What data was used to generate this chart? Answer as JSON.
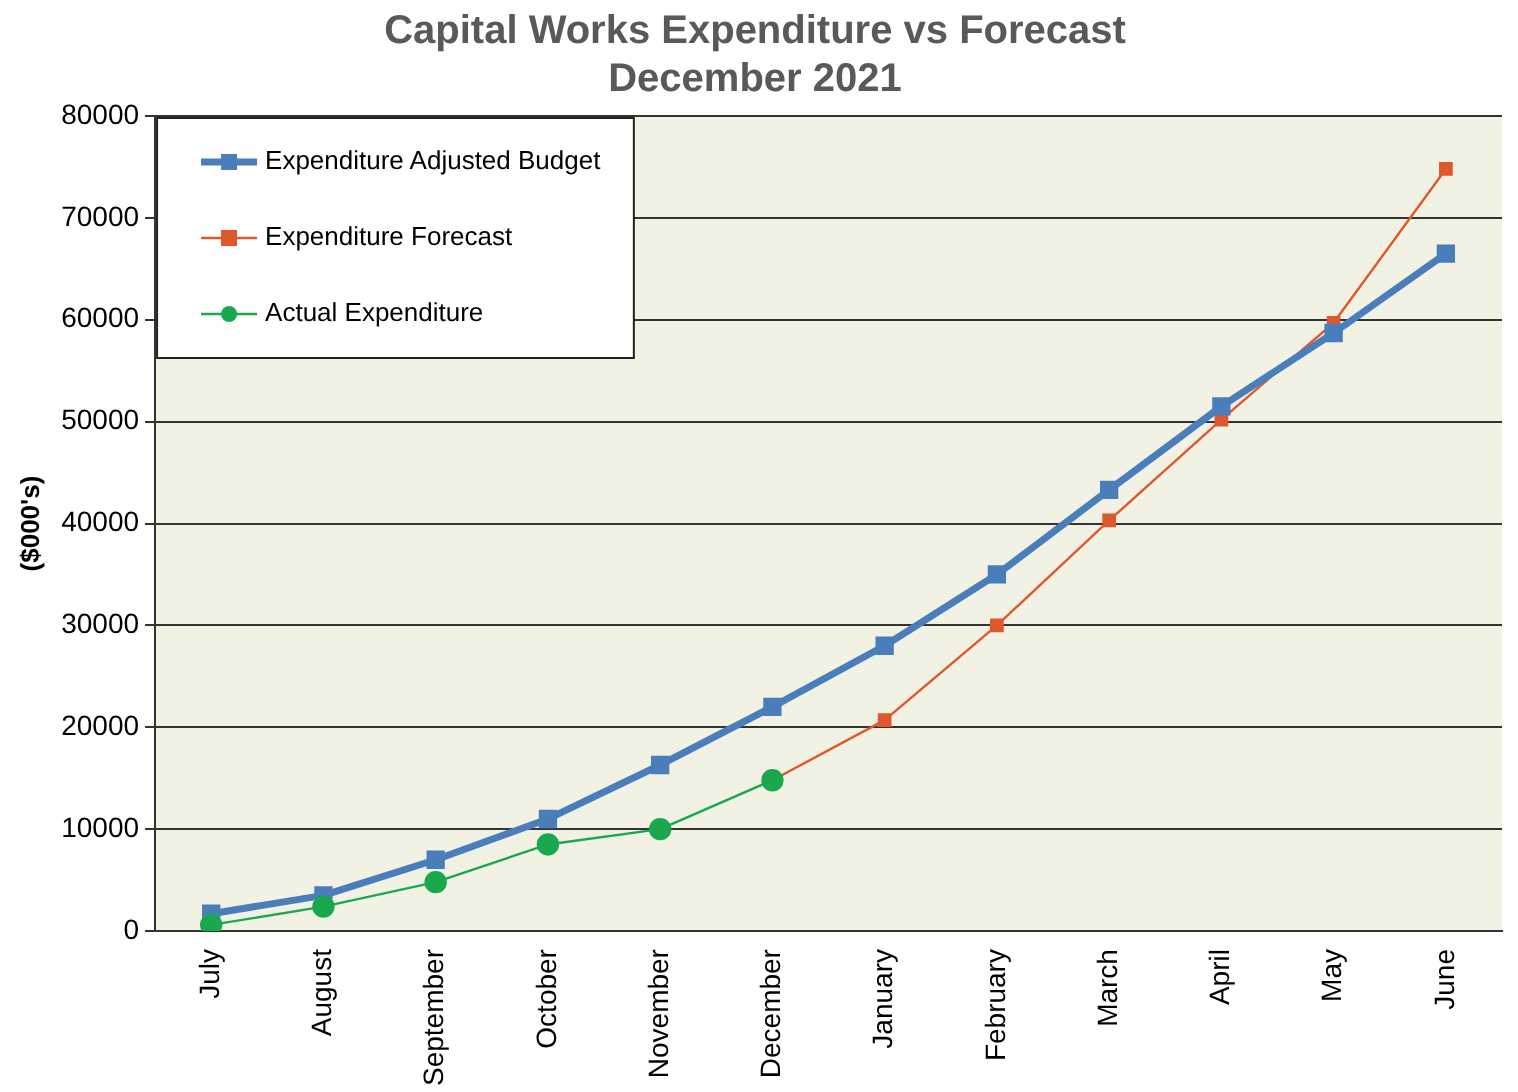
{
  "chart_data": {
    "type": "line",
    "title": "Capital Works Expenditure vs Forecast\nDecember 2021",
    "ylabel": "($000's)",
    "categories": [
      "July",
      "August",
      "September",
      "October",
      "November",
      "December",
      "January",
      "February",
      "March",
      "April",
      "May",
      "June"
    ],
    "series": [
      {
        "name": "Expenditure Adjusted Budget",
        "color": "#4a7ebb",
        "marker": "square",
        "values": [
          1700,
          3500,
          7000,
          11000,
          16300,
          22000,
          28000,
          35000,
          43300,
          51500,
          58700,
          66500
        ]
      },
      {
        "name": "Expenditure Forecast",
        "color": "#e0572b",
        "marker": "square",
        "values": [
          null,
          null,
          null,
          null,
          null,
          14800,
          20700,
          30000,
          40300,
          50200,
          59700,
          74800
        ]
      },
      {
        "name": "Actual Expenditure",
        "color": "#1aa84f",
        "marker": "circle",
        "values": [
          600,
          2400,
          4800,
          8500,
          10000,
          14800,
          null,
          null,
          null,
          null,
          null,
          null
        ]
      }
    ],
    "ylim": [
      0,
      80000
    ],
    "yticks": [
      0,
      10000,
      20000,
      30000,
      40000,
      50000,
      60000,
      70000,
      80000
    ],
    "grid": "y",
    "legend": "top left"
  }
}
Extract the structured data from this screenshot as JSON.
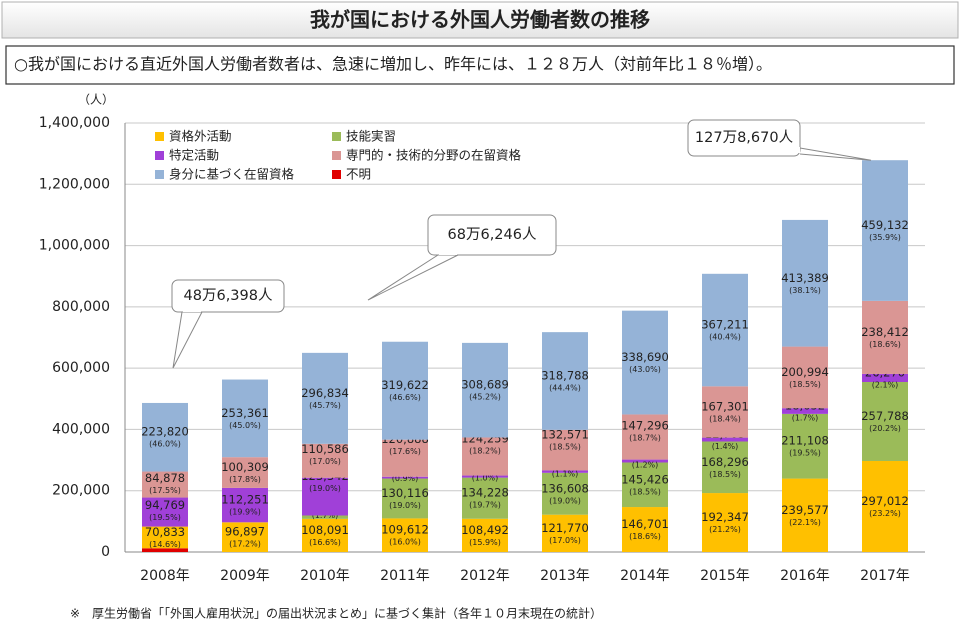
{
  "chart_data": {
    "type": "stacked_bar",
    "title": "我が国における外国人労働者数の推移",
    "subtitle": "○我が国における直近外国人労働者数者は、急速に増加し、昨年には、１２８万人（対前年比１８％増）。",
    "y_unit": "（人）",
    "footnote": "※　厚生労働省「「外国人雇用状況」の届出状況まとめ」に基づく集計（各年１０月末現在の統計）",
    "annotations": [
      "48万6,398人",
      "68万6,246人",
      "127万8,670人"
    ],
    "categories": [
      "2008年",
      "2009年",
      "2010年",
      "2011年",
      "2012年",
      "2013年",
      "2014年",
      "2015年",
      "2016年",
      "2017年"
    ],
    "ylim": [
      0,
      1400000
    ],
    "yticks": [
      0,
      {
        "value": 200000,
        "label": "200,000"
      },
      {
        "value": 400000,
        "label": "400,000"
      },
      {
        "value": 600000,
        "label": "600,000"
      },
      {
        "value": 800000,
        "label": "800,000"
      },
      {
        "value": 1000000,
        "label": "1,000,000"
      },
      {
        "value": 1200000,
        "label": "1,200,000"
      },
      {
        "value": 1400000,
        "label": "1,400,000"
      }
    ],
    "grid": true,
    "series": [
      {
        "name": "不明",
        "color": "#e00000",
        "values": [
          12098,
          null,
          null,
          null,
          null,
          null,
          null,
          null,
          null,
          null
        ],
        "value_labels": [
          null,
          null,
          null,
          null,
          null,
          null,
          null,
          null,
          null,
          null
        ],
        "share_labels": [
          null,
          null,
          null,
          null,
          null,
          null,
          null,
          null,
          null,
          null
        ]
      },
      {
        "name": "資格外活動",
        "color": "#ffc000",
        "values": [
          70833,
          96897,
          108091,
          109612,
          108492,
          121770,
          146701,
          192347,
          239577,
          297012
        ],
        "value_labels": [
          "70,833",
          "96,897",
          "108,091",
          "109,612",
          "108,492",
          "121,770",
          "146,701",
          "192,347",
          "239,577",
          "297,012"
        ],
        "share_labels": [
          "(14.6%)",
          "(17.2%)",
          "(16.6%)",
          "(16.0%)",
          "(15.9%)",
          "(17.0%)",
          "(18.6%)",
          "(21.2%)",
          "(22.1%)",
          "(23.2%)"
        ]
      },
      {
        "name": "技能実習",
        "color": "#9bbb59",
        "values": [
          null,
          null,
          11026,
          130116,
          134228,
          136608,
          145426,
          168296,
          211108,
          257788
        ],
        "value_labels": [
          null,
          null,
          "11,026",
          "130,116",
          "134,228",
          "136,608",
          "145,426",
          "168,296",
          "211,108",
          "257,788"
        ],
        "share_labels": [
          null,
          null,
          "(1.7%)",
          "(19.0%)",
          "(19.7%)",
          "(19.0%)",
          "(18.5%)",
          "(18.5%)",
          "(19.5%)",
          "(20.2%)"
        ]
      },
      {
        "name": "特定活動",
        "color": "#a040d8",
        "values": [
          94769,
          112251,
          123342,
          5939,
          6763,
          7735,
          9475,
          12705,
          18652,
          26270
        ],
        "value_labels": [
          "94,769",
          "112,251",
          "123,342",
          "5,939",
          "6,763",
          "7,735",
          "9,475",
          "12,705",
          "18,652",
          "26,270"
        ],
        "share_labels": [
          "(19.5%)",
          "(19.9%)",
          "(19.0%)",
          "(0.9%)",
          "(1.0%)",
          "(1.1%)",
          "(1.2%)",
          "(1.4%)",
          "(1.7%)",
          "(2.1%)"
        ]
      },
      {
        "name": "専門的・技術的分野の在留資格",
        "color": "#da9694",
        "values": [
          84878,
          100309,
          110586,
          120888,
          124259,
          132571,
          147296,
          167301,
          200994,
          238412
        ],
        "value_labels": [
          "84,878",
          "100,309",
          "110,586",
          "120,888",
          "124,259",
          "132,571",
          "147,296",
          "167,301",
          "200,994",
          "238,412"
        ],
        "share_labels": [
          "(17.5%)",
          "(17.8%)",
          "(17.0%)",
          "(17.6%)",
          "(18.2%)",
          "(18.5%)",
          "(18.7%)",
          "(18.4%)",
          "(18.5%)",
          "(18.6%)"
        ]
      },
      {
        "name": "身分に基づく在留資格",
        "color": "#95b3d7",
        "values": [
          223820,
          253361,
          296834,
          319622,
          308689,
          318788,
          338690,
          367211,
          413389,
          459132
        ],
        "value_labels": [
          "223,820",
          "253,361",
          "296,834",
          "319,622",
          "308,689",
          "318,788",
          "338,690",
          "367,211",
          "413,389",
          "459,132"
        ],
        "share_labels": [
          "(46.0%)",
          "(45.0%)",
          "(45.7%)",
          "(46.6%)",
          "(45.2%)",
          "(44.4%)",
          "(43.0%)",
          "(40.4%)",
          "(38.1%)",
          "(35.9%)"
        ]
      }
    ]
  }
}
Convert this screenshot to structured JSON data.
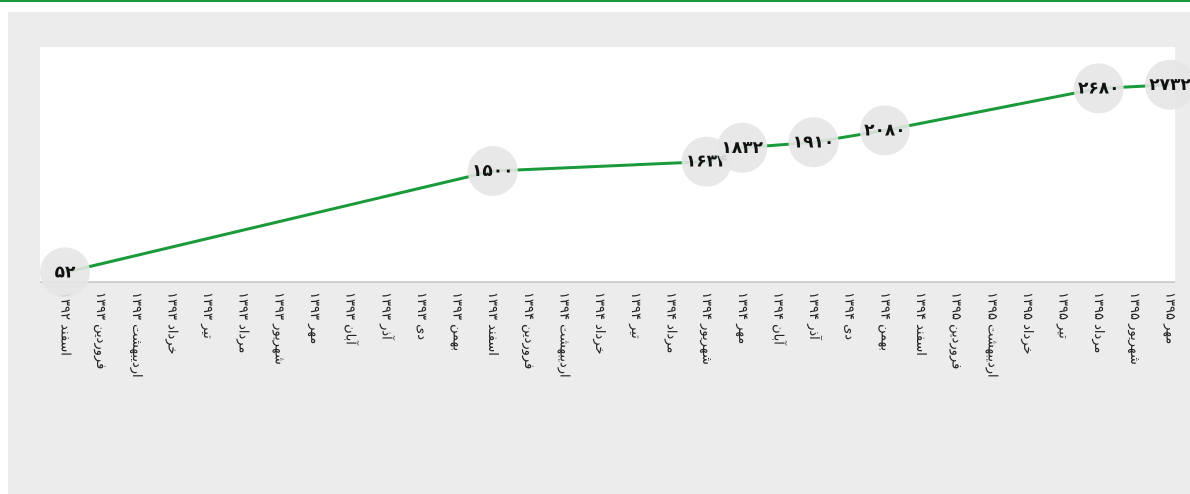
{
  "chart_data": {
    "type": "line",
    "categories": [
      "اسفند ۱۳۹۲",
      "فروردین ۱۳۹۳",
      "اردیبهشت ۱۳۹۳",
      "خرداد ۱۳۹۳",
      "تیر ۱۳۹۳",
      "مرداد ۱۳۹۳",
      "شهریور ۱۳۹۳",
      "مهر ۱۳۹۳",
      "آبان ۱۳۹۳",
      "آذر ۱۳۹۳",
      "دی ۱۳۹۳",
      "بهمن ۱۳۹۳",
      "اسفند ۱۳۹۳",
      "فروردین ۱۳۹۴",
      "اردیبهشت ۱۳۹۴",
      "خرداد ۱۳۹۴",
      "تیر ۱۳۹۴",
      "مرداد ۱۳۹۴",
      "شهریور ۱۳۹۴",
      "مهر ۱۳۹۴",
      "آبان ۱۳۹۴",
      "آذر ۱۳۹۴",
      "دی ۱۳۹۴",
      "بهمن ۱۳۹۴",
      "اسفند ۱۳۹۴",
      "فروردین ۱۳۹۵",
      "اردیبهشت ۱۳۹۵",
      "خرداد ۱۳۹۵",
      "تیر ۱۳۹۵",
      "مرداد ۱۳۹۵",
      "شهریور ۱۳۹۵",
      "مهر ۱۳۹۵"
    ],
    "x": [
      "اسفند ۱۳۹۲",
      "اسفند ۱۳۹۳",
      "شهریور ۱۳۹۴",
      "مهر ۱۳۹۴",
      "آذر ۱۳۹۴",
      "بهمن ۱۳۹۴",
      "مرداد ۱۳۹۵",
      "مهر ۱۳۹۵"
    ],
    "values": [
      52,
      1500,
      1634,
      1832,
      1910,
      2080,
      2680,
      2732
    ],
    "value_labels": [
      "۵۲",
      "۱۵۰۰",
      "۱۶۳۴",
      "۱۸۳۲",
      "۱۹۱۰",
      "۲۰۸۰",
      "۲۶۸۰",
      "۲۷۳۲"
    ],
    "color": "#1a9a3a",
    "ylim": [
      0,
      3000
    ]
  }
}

▬▬▬▬▬▬▬▬▬▬

**Short exercise**. Copy out each line that contains the word "this".

**Exercise answer**.
What data was used to generate this chart? Answer as JSON.
Extract the structured data from this screenshot as JSON.
Convert this screenshot to structured JSON data.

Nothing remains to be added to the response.